▶ Challenge: In the entries below, find the lines with the word "Helium" and copy them.

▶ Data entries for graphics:
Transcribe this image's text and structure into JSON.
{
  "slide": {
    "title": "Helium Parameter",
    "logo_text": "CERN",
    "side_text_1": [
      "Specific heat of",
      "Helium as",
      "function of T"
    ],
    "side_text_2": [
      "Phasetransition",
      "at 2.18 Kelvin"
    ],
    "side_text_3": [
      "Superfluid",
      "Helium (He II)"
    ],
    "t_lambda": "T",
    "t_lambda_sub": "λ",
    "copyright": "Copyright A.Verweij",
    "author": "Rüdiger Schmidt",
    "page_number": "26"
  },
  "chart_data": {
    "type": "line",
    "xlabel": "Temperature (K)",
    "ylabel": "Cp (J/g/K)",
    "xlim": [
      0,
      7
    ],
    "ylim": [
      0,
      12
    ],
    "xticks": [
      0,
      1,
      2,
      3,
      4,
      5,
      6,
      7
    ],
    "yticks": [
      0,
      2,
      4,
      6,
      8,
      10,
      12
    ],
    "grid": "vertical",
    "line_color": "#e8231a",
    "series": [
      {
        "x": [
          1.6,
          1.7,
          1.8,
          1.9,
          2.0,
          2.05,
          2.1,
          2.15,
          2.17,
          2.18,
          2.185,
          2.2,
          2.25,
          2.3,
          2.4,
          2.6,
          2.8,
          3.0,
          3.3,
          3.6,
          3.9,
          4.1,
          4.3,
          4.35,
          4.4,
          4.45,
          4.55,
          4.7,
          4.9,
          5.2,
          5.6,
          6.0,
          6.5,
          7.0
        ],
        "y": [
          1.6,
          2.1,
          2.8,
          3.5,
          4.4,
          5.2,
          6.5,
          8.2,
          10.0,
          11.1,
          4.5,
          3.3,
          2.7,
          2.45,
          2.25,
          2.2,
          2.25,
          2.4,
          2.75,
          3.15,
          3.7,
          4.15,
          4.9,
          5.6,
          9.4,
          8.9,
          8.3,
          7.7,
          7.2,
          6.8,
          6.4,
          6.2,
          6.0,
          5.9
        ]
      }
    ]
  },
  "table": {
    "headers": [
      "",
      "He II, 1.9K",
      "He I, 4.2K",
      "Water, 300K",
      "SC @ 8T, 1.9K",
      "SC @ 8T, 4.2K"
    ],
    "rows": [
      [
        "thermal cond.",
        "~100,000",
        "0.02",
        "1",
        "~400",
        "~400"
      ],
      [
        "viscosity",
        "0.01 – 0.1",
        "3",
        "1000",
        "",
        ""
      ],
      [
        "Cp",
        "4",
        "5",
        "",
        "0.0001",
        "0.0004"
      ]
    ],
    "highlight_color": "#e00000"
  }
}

▶ Exercise output:
    "title": "Helium Parameter",
      "Helium as",
      "Helium (He II)"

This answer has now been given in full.